_AIM:_ Reproduce the lines of every entry below verbatim, but leave the images out of your answer.

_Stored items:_
—————
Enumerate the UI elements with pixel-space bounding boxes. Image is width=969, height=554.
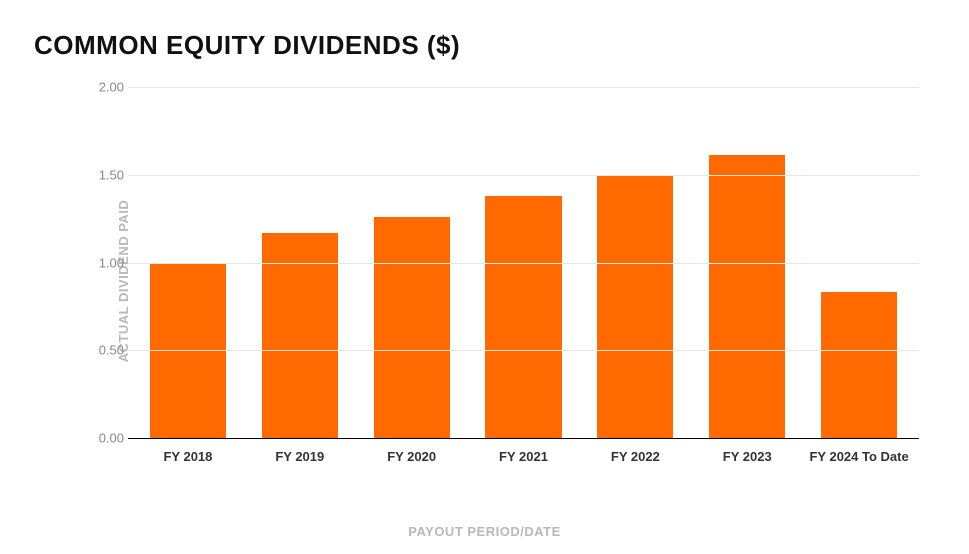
x-tick-label: FY 2021 — [468, 449, 580, 465]
grid-line — [128, 175, 919, 176]
y-tick-label: 1.50 — [80, 167, 124, 182]
y-tick-label: 0.00 — [80, 431, 124, 446]
bar — [821, 292, 897, 438]
plot-region: 0.000.501.001.502.00 — [128, 87, 919, 439]
x-ticks: FY 2018FY 2019FY 2020FY 2021FY 2022FY 20… — [128, 449, 919, 465]
y-tick-label: 1.00 — [80, 255, 124, 270]
x-tick-label: FY 2022 — [579, 449, 691, 465]
grid-line — [128, 87, 919, 88]
bar — [709, 155, 785, 438]
bar — [597, 175, 673, 438]
y-tick-label: 0.50 — [80, 343, 124, 358]
x-tick-label: FY 2023 — [691, 449, 803, 465]
chart-title: COMMON EQUITY DIVIDENDS ($) — [30, 30, 939, 61]
x-tick-label: FY 2019 — [244, 449, 356, 465]
grid-line — [128, 350, 919, 351]
x-tick-label: FY 2018 — [132, 449, 244, 465]
grid-line — [128, 263, 919, 264]
bar — [374, 217, 450, 438]
x-axis-label: PAYOUT PERIOD/DATE — [408, 524, 561, 539]
x-tick-label: FY 2024 To Date — [803, 449, 915, 465]
chart-area: ACTUAL DIVIDEND PAID 0.000.501.001.502.0… — [30, 79, 939, 539]
y-tick-label: 2.00 — [80, 80, 124, 95]
x-tick-label: FY 2020 — [356, 449, 468, 465]
bar — [485, 196, 561, 438]
chart-container: COMMON EQUITY DIVIDENDS ($) ACTUAL DIVID… — [0, 0, 969, 554]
—————
_WORKED ANSWER:_
Enumerate the UI elements with pixel-space bounding boxes. Image is width=969, height=554.
x-tick-label: FY 2021 — [468, 449, 580, 465]
grid-line — [128, 175, 919, 176]
y-tick-label: 1.50 — [80, 167, 124, 182]
y-tick-label: 0.00 — [80, 431, 124, 446]
bar — [821, 292, 897, 438]
plot-region: 0.000.501.001.502.00 — [128, 87, 919, 439]
x-ticks: FY 2018FY 2019FY 2020FY 2021FY 2022FY 20… — [128, 449, 919, 465]
y-tick-label: 1.00 — [80, 255, 124, 270]
x-tick-label: FY 2022 — [579, 449, 691, 465]
grid-line — [128, 87, 919, 88]
bar — [709, 155, 785, 438]
bar — [597, 175, 673, 438]
y-tick-label: 0.50 — [80, 343, 124, 358]
x-tick-label: FY 2023 — [691, 449, 803, 465]
chart-title: COMMON EQUITY DIVIDENDS ($) — [30, 30, 939, 61]
x-tick-label: FY 2019 — [244, 449, 356, 465]
grid-line — [128, 350, 919, 351]
x-tick-label: FY 2018 — [132, 449, 244, 465]
grid-line — [128, 263, 919, 264]
bar — [374, 217, 450, 438]
x-axis-label: PAYOUT PERIOD/DATE — [408, 524, 561, 539]
x-tick-label: FY 2024 To Date — [803, 449, 915, 465]
chart-area: ACTUAL DIVIDEND PAID 0.000.501.001.502.0… — [30, 79, 939, 539]
y-tick-label: 2.00 — [80, 80, 124, 95]
x-tick-label: FY 2020 — [356, 449, 468, 465]
bar — [485, 196, 561, 438]
chart-container: COMMON EQUITY DIVIDENDS ($) ACTUAL DIVID… — [0, 0, 969, 554]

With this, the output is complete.